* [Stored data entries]

....

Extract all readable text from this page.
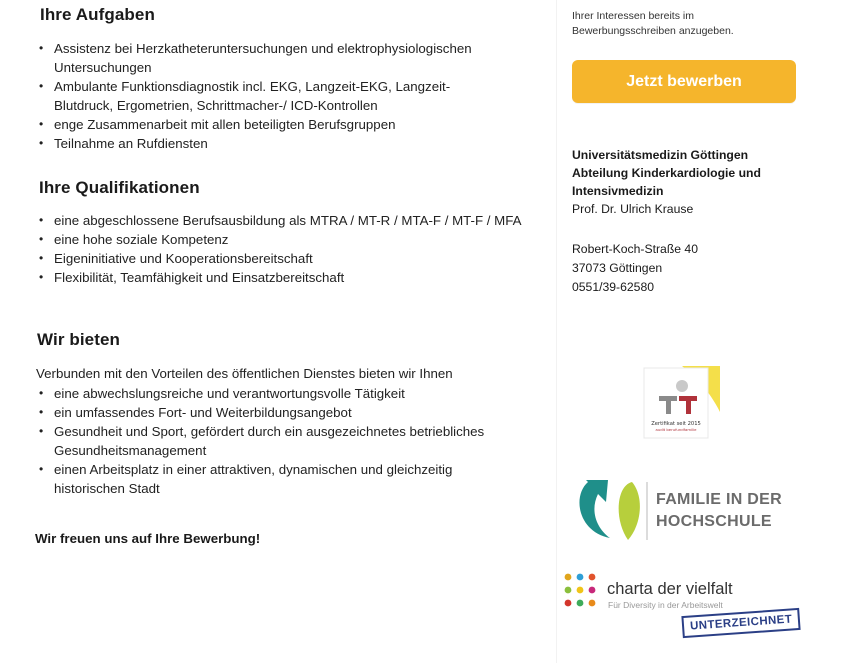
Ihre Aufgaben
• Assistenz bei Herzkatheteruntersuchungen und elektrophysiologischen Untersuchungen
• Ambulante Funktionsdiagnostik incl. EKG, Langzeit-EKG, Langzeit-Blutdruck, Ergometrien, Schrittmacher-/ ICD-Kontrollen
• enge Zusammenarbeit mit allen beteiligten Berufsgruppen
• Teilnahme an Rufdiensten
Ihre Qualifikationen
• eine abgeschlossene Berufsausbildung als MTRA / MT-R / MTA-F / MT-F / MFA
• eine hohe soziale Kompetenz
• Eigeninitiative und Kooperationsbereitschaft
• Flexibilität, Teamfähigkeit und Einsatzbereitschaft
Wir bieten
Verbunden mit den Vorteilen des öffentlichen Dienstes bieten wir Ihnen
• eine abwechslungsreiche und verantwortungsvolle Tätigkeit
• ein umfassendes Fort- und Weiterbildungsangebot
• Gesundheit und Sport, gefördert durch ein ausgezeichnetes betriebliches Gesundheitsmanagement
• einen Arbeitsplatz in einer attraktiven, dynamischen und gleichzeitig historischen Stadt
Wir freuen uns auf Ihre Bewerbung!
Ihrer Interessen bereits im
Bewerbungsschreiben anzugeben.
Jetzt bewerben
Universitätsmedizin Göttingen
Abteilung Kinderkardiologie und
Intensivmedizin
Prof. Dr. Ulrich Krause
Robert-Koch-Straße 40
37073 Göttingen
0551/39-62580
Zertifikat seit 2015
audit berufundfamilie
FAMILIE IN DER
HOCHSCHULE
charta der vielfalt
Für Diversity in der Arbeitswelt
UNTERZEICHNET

....

* [WHAT TO DO] All of the records need repeating exactly, except for the pictures.

* [SOLVED EXERCISE]
Extract all readable text from this page.
Ihre Aufgaben
• Assistenz bei Herzkatheteruntersuchungen und elektrophysiologischen Untersuchungen
• Ambulante Funktionsdiagnostik incl. EKG, Langzeit-EKG, Langzeit-Blutdruck, Ergometrien, Schrittmacher-/ ICD-Kontrollen
• enge Zusammenarbeit mit allen beteiligten Berufsgruppen
• Teilnahme an Rufdiensten
Ihre Qualifikationen
• eine abgeschlossene Berufsausbildung als MTRA / MT-R / MTA-F / MT-F / MFA
• eine hohe soziale Kompetenz
• Eigeninitiative und Kooperationsbereitschaft
• Flexibilität, Teamfähigkeit und Einsatzbereitschaft
Wir bieten
Verbunden mit den Vorteilen des öffentlichen Dienstes bieten wir Ihnen
• eine abwechslungsreiche und verantwortungsvolle Tätigkeit
• ein umfassendes Fort- und Weiterbildungsangebot
• Gesundheit und Sport, gefördert durch ein ausgezeichnetes betriebliches Gesundheitsmanagement
• einen Arbeitsplatz in einer attraktiven, dynamischen und gleichzeitig historischen Stadt
Wir freuen uns auf Ihre Bewerbung!
Ihrer Interessen bereits im
Bewerbungsschreiben anzugeben.
Jetzt bewerben
Universitätsmedizin Göttingen
Abteilung Kinderkardiologie und
Intensivmedizin
Prof. Dr. Ulrich Krause
Robert-Koch-Straße 40
37073 Göttingen
0551/39-62580
Zertifikat seit 2015
audit berufundfamilie
FAMILIE IN DER
HOCHSCHULE
charta der vielfalt
Für Diversity in der Arbeitswelt
UNTERZEICHNET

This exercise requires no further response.